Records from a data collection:
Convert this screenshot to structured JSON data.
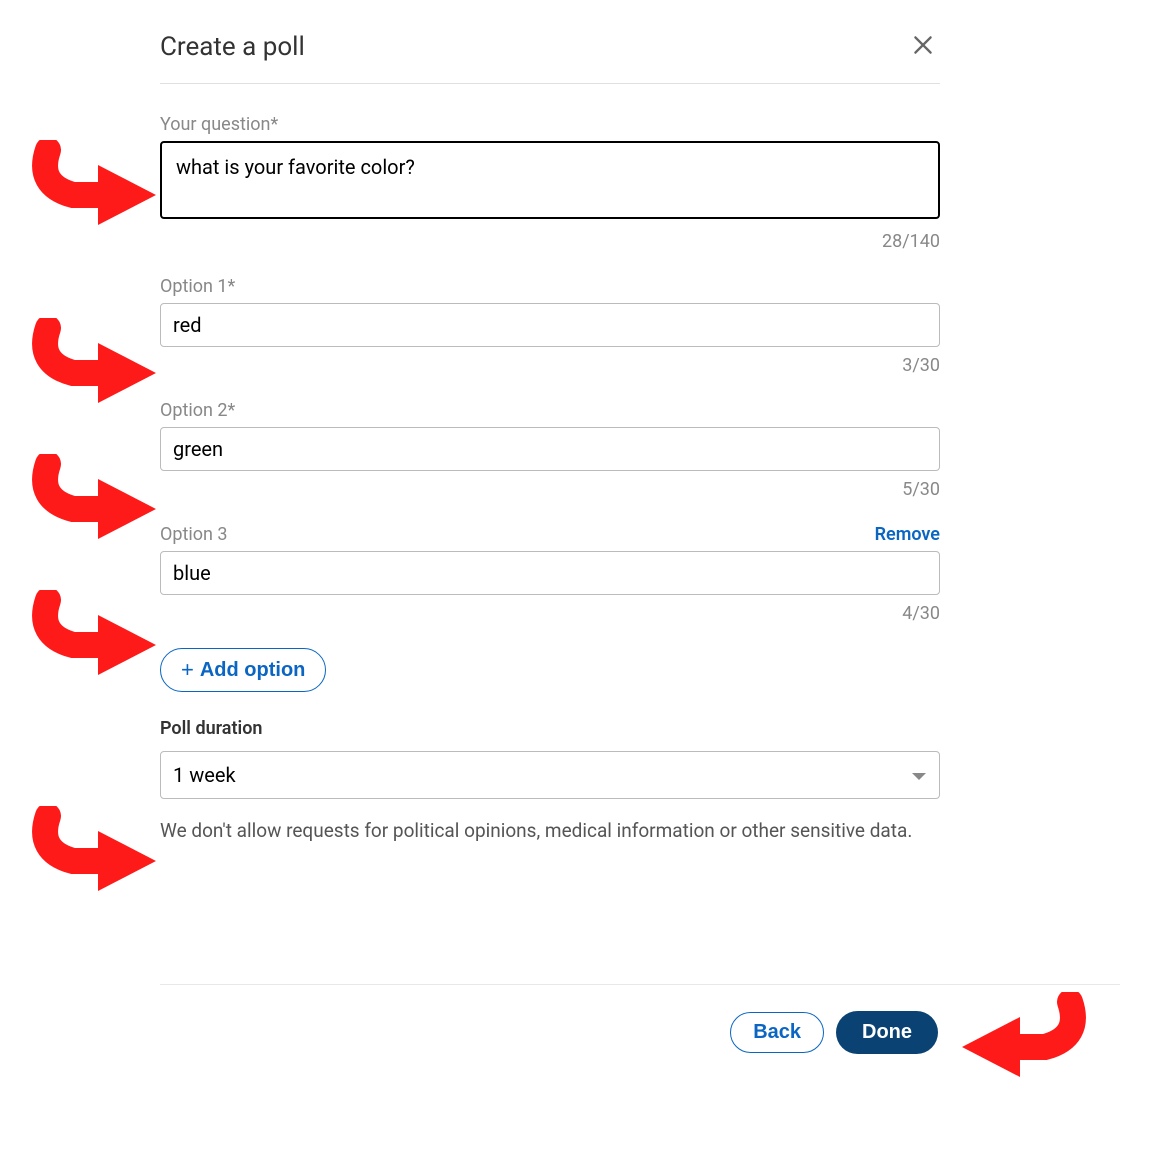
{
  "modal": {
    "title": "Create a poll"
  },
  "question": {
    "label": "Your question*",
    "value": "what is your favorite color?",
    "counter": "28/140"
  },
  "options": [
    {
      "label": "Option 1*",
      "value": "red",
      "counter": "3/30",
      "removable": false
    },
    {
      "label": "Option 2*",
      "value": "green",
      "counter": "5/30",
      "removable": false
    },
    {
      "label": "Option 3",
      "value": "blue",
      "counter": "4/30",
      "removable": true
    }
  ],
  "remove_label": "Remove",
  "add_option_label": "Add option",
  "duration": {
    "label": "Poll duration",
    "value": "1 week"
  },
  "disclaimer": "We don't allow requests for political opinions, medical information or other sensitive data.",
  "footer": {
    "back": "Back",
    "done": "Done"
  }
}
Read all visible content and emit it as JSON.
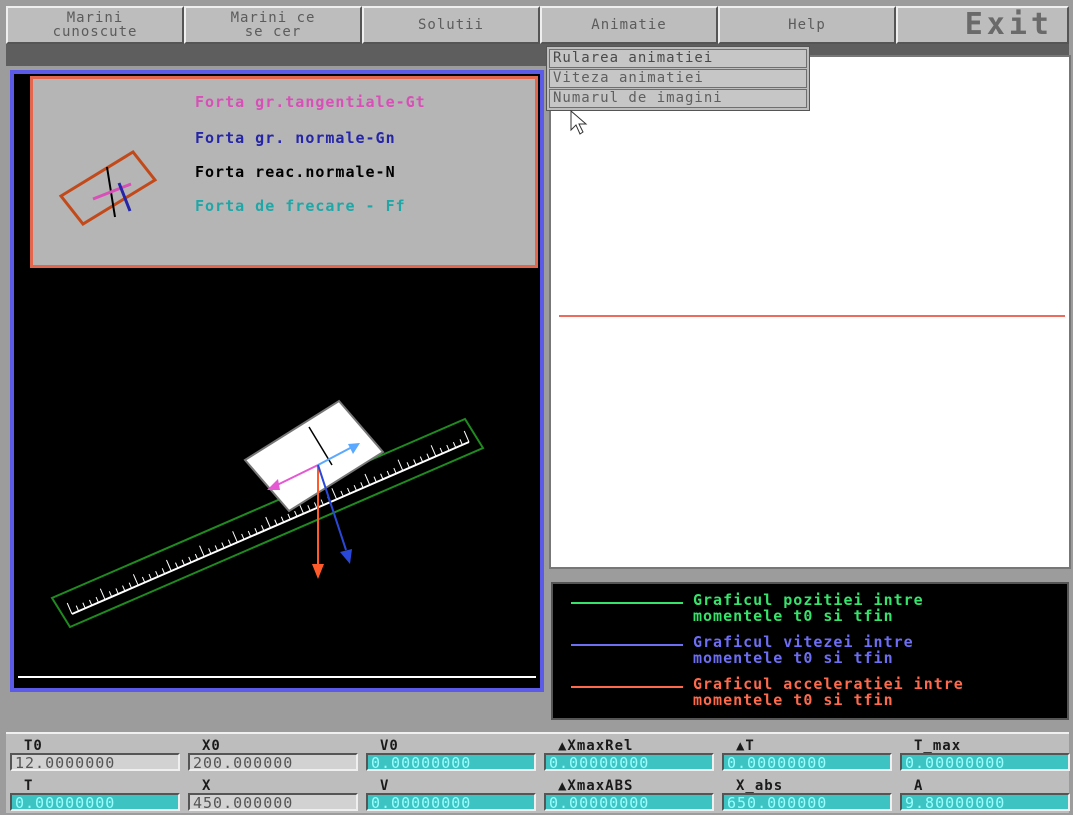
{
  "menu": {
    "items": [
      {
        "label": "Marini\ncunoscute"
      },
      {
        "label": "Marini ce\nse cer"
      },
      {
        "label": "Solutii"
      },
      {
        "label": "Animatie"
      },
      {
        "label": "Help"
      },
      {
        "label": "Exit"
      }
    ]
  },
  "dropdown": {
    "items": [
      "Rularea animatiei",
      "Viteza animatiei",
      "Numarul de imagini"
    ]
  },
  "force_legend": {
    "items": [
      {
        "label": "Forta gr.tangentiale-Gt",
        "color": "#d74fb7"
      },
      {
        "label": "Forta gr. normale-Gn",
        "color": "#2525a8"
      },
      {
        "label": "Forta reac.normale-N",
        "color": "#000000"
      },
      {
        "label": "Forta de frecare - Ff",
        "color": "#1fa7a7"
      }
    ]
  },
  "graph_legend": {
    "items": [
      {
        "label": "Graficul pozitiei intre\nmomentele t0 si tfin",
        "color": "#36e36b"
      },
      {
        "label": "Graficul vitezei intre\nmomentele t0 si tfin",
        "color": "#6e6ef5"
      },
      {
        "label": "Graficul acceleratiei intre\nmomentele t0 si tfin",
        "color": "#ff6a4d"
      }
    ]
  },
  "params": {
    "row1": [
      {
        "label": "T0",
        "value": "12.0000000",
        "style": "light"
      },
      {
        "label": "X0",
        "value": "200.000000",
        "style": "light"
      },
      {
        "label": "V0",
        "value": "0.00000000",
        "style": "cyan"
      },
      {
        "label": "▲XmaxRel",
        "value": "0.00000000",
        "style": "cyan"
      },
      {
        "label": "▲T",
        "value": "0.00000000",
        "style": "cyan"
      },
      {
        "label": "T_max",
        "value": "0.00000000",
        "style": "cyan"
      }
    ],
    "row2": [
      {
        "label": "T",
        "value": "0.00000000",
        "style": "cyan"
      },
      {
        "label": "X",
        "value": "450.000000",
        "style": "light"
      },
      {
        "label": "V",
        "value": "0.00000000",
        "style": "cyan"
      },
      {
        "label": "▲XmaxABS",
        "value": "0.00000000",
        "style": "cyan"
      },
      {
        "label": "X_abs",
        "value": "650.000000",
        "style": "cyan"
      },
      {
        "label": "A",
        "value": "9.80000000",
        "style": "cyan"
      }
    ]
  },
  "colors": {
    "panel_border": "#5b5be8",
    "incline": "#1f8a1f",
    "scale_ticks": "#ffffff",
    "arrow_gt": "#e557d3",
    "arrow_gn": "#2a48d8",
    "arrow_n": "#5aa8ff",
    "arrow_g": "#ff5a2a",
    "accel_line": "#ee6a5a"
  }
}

▶ **Work to complete**: Repeat all of the data above word for word, minus the pictures.

▶ **Written response**:
Convert this screenshot to structured JSON data.
{
  "modal": {
    "title": "Create a poll"
  },
  "question": {
    "label": "Your question*",
    "value": "what is your favorite color?",
    "counter": "28/140"
  },
  "options": [
    {
      "label": "Option 1*",
      "value": "red",
      "counter": "3/30",
      "removable": false
    },
    {
      "label": "Option 2*",
      "value": "green",
      "counter": "5/30",
      "removable": false
    },
    {
      "label": "Option 3",
      "value": "blue",
      "counter": "4/30",
      "removable": true
    }
  ],
  "remove_label": "Remove",
  "add_option_label": "Add option",
  "duration": {
    "label": "Poll duration",
    "value": "1 week"
  },
  "disclaimer": "We don't allow requests for political opinions, medical information or other sensitive data.",
  "footer": {
    "back": "Back",
    "done": "Done"
  }
}
Read all visible content and emit it as JSON.
{
  "menu": {
    "items": [
      {
        "label": "Marini\ncunoscute"
      },
      {
        "label": "Marini ce\nse cer"
      },
      {
        "label": "Solutii"
      },
      {
        "label": "Animatie"
      },
      {
        "label": "Help"
      },
      {
        "label": "Exit"
      }
    ]
  },
  "dropdown": {
    "items": [
      "Rularea animatiei",
      "Viteza animatiei",
      "Numarul de imagini"
    ]
  },
  "force_legend": {
    "items": [
      {
        "label": "Forta gr.tangentiale-Gt",
        "color": "#d74fb7"
      },
      {
        "label": "Forta gr. normale-Gn",
        "color": "#2525a8"
      },
      {
        "label": "Forta reac.normale-N",
        "color": "#000000"
      },
      {
        "label": "Forta de frecare - Ff",
        "color": "#1fa7a7"
      }
    ]
  },
  "graph_legend": {
    "items": [
      {
        "label": "Graficul pozitiei intre\nmomentele t0 si tfin",
        "color": "#36e36b"
      },
      {
        "label": "Graficul vitezei intre\nmomentele t0 si tfin",
        "color": "#6e6ef5"
      },
      {
        "label": "Graficul acceleratiei intre\nmomentele t0 si tfin",
        "color": "#ff6a4d"
      }
    ]
  },
  "params": {
    "row1": [
      {
        "label": "T0",
        "value": "12.0000000",
        "style": "light"
      },
      {
        "label": "X0",
        "value": "200.000000",
        "style": "light"
      },
      {
        "label": "V0",
        "value": "0.00000000",
        "style": "cyan"
      },
      {
        "label": "▲XmaxRel",
        "value": "0.00000000",
        "style": "cyan"
      },
      {
        "label": "▲T",
        "value": "0.00000000",
        "style": "cyan"
      },
      {
        "label": "T_max",
        "value": "0.00000000",
        "style": "cyan"
      }
    ],
    "row2": [
      {
        "label": "T",
        "value": "0.00000000",
        "style": "cyan"
      },
      {
        "label": "X",
        "value": "450.000000",
        "style": "light"
      },
      {
        "label": "V",
        "value": "0.00000000",
        "style": "cyan"
      },
      {
        "label": "▲XmaxABS",
        "value": "0.00000000",
        "style": "cyan"
      },
      {
        "label": "X_abs",
        "value": "650.000000",
        "style": "cyan"
      },
      {
        "label": "A",
        "value": "9.80000000",
        "style": "cyan"
      }
    ]
  },
  "colors": {
    "panel_border": "#5b5be8",
    "incline": "#1f8a1f",
    "scale_ticks": "#ffffff",
    "arrow_gt": "#e557d3",
    "arrow_gn": "#2a48d8",
    "arrow_n": "#5aa8ff",
    "arrow_g": "#ff5a2a",
    "accel_line": "#ee6a5a"
  }
}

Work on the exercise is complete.